* start *

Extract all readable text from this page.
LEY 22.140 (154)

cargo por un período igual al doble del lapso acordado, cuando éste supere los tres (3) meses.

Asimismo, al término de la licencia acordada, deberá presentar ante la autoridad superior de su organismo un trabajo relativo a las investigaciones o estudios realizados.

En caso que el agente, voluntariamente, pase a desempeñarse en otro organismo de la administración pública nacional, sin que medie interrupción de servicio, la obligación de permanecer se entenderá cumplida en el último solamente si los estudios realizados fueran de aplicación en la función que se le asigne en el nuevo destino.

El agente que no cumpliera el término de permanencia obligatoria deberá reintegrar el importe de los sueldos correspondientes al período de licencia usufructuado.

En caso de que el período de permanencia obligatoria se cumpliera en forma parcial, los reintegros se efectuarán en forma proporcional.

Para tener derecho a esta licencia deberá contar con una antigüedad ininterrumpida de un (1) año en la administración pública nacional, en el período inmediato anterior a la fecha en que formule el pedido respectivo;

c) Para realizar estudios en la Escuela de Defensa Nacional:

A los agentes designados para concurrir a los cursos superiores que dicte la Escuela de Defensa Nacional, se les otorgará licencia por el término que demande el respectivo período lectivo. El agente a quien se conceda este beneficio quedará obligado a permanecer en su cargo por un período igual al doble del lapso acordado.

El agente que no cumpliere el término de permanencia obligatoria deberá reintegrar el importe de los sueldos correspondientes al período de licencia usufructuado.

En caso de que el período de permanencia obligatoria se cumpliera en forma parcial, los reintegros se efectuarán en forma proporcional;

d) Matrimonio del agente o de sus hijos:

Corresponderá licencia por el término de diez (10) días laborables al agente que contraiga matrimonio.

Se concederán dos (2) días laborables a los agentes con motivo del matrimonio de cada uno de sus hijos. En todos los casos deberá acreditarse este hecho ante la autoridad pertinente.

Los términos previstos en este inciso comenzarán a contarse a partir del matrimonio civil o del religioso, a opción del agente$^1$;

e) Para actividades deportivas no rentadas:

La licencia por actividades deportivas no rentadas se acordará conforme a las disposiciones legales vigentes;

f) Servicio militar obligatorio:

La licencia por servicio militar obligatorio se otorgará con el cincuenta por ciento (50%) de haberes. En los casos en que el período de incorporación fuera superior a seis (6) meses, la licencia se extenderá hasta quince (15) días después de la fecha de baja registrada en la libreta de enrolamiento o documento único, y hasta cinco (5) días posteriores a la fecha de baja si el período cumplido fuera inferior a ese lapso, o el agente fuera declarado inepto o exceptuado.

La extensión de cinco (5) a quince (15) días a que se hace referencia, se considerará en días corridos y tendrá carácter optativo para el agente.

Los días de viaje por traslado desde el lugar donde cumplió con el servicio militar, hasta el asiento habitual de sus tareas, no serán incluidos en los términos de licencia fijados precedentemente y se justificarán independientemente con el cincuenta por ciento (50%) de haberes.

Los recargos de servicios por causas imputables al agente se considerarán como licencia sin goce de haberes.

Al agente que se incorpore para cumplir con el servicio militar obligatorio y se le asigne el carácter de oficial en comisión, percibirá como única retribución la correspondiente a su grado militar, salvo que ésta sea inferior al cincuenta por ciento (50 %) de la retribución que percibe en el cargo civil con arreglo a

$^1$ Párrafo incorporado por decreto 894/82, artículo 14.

* end *

What you have to do – Locate all lines that include the word "permanencia" and copy them out.

Result for this exercise –
El agente que no cumpliera el término de permanencia obligatoria deberá reintegrar el importe de los sueldos correspondientes al período de licencia usufructuado.
En caso de que el período de permanencia obligatoria se cumpliera en forma parcial, los reintegros se efectuarán en forma proporcional.
El agente que no cumpliere el término de permanencia obligatoria deberá reintegrar el importe de los sueldos correspondientes al período de licencia usufructuado.
En caso de que el período de permanencia obligatoria se cumpliera en forma parcial, los reintegros se efectuarán en forma proporcional;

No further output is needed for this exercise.